§ YOUR TASK: In the data that follows, count the lines in which the word "friends" occurs, and report that figure alone.

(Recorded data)
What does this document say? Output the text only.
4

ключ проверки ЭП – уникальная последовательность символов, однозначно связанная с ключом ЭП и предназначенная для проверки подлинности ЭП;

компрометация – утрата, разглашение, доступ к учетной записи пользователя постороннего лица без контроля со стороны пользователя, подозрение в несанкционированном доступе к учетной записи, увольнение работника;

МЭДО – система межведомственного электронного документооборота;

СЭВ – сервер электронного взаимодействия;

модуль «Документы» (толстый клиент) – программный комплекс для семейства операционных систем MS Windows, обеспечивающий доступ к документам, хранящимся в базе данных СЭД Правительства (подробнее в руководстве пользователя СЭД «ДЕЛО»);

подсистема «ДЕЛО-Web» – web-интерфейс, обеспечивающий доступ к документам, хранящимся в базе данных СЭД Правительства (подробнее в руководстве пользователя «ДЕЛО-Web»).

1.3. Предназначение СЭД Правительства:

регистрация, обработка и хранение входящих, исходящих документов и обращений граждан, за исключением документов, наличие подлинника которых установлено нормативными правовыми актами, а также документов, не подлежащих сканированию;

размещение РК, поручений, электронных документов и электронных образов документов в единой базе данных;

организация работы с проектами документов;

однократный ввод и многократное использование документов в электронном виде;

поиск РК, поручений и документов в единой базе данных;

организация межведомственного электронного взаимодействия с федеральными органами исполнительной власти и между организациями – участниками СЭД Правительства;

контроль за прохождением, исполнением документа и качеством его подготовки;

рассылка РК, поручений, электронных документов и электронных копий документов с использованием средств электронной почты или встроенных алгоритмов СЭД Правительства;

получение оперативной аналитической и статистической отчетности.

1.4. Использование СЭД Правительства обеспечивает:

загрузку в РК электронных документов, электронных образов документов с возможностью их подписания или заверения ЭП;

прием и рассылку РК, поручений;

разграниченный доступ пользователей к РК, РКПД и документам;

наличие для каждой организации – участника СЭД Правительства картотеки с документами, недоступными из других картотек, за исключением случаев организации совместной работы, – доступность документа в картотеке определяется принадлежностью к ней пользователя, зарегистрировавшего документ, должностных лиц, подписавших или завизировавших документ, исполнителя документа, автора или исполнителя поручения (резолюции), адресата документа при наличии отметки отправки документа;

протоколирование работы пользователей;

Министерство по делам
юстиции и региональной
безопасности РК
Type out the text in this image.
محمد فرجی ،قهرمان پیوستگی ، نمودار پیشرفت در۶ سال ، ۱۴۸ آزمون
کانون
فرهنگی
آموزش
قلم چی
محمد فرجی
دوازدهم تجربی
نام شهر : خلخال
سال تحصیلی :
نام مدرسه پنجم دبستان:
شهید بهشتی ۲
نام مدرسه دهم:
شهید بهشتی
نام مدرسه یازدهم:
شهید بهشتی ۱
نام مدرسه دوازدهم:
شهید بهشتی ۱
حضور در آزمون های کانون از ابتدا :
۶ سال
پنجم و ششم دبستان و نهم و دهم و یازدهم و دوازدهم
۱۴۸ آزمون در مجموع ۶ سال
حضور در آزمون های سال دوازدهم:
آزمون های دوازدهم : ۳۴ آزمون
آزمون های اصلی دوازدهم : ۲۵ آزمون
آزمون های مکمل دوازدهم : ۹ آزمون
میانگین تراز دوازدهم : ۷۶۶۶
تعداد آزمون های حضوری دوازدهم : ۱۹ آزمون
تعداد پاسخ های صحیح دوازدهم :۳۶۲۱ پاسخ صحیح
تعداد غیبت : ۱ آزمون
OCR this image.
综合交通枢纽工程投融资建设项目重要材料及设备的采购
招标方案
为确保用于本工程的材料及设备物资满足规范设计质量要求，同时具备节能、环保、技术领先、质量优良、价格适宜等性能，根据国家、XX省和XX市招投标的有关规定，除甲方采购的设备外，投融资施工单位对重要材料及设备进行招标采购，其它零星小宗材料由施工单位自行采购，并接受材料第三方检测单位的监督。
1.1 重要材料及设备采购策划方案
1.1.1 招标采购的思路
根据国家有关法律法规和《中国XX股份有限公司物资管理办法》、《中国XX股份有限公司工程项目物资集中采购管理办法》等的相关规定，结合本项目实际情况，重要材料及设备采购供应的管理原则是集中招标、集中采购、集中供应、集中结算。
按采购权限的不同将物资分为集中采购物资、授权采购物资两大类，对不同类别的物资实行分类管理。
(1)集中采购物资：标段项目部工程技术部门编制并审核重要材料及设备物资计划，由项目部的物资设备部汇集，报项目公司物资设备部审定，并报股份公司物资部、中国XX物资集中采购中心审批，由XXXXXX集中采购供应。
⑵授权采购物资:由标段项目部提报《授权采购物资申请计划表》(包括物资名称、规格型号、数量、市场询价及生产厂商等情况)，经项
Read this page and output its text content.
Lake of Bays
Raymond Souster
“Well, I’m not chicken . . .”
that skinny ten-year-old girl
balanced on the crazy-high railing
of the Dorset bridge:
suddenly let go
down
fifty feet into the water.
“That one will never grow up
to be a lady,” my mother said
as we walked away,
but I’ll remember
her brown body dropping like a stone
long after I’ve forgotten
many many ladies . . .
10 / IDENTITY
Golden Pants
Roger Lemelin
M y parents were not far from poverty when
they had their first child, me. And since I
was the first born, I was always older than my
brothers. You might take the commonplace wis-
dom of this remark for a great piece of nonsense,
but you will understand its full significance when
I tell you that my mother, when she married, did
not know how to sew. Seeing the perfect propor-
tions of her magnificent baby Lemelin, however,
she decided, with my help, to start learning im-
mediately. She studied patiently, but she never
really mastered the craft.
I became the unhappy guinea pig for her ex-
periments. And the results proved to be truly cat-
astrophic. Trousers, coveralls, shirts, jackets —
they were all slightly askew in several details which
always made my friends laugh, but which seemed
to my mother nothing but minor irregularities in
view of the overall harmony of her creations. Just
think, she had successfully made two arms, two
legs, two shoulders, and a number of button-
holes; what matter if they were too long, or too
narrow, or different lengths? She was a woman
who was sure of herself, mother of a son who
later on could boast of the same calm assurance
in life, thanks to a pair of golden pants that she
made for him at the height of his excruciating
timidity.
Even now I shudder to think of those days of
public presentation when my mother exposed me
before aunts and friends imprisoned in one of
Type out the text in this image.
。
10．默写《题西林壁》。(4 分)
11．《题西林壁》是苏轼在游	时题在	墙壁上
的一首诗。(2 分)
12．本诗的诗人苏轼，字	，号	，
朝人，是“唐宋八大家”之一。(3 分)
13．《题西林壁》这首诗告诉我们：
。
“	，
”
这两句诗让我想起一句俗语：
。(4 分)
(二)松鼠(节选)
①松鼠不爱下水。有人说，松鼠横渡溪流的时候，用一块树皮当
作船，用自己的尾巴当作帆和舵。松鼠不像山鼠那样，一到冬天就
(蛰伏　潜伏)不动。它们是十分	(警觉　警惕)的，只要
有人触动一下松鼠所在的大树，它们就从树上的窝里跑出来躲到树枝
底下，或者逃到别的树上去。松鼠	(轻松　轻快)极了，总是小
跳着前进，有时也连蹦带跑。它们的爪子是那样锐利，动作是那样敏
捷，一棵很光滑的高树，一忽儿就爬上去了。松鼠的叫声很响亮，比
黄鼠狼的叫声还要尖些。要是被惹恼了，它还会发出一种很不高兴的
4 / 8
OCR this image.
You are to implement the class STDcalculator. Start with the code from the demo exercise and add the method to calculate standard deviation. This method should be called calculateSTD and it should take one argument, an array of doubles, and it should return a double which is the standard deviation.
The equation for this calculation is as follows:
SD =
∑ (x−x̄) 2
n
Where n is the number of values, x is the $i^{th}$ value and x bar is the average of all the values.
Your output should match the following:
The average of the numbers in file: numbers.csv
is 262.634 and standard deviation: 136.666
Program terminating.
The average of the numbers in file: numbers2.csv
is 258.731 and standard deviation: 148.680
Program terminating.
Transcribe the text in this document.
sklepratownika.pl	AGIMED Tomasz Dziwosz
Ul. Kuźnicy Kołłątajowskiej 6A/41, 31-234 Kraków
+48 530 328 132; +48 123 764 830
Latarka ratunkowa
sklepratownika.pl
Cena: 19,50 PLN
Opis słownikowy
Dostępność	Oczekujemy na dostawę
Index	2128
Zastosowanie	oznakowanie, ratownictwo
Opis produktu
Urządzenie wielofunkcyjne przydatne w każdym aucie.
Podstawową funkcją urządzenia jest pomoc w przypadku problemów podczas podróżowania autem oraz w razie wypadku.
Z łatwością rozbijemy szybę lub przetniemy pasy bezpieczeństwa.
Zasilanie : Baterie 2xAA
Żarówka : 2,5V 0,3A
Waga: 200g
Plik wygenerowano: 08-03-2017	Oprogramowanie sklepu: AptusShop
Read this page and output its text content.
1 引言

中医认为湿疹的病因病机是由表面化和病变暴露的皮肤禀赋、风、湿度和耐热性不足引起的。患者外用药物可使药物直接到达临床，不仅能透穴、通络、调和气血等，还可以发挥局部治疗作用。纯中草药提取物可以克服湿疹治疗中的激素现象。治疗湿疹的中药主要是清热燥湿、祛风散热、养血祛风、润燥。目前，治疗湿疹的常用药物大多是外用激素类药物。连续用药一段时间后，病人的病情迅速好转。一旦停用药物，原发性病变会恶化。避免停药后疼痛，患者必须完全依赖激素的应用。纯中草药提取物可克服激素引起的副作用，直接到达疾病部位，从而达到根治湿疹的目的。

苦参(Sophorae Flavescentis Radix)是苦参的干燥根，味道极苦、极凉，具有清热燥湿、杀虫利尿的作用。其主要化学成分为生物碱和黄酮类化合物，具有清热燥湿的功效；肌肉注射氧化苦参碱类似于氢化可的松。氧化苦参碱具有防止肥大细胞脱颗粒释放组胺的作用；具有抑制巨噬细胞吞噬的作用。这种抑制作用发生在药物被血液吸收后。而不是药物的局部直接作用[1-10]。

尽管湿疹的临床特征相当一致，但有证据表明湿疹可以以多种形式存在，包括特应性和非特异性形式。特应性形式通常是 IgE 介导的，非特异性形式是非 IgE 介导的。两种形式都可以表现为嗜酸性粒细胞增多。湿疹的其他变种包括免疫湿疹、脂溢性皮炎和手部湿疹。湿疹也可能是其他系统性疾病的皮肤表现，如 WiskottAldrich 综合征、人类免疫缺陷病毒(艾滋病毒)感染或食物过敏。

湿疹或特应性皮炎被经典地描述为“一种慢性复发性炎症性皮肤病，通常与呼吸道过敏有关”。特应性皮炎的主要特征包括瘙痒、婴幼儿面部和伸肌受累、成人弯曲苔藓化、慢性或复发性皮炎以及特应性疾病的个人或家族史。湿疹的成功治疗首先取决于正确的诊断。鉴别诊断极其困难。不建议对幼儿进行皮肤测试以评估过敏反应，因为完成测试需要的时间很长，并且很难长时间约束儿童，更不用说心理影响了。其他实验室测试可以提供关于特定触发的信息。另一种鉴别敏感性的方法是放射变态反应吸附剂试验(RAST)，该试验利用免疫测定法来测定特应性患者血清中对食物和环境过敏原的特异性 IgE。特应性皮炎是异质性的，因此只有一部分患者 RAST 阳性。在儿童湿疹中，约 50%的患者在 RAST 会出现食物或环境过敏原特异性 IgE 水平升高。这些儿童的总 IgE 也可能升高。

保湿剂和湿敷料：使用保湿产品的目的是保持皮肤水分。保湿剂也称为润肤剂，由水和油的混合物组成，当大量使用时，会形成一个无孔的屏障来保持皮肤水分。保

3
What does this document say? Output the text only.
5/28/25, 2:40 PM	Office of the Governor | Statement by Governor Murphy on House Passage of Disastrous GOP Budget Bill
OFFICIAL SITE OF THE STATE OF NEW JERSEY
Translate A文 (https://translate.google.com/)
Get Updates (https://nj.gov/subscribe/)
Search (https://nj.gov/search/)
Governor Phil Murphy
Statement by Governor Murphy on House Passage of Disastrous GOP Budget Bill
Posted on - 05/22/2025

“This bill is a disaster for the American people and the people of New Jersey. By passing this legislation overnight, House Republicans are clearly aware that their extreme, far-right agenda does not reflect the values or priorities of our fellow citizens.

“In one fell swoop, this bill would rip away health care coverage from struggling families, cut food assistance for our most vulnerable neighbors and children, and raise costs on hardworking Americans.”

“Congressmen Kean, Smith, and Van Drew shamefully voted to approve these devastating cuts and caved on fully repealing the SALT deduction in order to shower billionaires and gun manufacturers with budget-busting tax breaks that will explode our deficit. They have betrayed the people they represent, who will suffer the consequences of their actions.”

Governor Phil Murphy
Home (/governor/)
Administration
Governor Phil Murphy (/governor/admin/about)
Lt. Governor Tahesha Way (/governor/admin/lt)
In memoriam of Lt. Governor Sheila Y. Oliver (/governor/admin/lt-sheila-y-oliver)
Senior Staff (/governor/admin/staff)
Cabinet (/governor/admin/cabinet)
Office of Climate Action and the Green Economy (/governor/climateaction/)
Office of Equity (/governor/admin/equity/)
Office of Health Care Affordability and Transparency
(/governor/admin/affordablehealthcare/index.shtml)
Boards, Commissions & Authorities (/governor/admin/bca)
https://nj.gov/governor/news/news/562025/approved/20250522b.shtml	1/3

§ ANSWER TO THIS PROBLEM: 2